=== Set exercise ===
Look through the lines below and extract each one that contains "title".

[Stored data]
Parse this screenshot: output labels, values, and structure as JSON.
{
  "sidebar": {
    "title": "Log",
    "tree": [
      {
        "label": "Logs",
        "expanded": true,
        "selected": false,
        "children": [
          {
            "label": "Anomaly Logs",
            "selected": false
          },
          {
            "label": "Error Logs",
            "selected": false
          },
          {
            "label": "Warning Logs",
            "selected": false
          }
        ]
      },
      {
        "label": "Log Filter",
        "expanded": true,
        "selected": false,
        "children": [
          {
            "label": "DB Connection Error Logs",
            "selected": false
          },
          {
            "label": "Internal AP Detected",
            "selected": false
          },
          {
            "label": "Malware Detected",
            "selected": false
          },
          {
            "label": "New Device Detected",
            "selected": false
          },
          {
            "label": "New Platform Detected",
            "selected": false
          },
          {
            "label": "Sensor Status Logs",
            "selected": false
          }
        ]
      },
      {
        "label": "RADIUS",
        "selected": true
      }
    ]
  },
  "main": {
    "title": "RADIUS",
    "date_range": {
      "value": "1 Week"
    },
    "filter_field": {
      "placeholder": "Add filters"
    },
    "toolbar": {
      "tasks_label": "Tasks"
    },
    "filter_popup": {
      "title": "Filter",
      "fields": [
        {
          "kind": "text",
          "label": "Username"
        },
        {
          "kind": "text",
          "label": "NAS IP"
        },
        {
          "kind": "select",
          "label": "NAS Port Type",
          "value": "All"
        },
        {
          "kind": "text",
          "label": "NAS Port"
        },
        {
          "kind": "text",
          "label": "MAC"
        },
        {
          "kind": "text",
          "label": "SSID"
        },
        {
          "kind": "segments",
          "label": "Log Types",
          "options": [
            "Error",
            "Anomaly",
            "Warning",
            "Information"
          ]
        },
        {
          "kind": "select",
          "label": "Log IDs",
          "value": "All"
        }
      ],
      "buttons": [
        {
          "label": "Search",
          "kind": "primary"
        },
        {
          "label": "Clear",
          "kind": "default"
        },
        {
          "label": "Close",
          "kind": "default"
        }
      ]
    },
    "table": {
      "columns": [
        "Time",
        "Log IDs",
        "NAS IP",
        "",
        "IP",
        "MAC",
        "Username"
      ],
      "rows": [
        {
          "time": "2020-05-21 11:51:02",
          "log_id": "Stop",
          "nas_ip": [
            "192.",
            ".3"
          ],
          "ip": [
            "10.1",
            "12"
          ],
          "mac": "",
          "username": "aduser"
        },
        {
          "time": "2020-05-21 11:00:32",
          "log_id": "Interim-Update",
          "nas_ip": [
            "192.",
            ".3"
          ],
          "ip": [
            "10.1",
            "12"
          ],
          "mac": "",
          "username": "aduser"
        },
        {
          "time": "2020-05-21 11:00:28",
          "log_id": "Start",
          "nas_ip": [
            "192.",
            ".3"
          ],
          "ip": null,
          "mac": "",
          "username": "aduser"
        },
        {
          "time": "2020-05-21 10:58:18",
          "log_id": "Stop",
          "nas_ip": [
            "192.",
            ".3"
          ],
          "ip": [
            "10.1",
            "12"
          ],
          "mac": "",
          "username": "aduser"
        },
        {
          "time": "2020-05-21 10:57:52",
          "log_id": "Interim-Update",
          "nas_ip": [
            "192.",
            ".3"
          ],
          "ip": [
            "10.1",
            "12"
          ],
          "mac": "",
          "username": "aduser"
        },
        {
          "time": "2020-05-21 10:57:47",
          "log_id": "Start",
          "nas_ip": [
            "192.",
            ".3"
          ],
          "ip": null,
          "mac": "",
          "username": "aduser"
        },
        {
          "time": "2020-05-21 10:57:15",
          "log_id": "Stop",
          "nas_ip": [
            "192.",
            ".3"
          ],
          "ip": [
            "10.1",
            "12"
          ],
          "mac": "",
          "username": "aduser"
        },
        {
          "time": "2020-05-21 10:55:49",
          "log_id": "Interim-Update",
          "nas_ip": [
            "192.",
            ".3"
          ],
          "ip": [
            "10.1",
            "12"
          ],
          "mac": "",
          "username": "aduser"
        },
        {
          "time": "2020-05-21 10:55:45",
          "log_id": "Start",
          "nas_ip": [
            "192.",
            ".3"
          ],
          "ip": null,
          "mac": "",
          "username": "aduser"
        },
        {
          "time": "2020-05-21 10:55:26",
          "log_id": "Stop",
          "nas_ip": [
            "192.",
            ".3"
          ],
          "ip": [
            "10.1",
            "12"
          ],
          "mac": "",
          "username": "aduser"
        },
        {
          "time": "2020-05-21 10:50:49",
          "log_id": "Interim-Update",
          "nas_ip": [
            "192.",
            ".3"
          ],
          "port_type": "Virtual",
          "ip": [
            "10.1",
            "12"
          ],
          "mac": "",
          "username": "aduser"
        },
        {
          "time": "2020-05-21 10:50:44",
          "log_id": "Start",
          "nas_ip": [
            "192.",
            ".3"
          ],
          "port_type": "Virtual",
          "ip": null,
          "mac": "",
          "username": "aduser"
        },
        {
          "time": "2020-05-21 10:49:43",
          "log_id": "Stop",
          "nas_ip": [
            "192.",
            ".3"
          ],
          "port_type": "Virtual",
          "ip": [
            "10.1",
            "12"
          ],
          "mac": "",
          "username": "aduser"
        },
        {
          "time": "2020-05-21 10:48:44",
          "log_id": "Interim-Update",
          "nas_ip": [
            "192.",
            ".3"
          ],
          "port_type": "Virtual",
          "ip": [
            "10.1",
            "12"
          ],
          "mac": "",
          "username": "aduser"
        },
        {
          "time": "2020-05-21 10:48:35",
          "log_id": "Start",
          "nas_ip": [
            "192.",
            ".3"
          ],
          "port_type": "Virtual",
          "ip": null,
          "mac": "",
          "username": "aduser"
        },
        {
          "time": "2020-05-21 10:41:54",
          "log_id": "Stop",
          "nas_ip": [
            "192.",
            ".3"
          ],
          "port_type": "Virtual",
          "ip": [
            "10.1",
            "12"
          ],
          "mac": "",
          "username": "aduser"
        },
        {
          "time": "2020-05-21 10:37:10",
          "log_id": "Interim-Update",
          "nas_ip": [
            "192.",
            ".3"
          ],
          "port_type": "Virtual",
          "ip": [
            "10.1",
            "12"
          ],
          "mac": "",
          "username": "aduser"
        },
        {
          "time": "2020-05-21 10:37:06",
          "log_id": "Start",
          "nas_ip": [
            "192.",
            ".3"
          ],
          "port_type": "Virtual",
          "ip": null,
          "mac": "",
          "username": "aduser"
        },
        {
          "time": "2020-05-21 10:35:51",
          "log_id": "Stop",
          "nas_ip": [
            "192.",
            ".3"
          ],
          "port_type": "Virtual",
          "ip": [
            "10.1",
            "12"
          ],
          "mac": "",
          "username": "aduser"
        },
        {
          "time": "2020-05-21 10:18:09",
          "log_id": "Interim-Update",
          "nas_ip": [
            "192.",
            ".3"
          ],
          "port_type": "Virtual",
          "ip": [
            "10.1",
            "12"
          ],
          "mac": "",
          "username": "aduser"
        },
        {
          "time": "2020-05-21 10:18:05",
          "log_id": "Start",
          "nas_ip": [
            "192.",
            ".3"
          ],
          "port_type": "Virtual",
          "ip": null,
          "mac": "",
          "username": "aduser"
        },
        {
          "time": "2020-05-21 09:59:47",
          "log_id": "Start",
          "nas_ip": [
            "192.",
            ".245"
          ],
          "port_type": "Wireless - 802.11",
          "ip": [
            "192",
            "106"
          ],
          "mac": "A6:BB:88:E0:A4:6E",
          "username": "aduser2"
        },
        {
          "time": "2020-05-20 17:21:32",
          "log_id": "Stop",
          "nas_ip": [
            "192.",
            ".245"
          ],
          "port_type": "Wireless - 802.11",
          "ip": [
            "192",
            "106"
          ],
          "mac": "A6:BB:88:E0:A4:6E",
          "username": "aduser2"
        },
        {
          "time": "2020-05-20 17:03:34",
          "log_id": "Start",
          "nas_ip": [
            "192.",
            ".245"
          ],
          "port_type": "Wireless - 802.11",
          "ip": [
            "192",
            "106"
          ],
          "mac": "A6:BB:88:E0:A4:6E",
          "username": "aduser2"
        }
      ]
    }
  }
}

=== Solution for this task ===
    "title": "Log",
    "title": "RADIUS",
      "title": "Filter",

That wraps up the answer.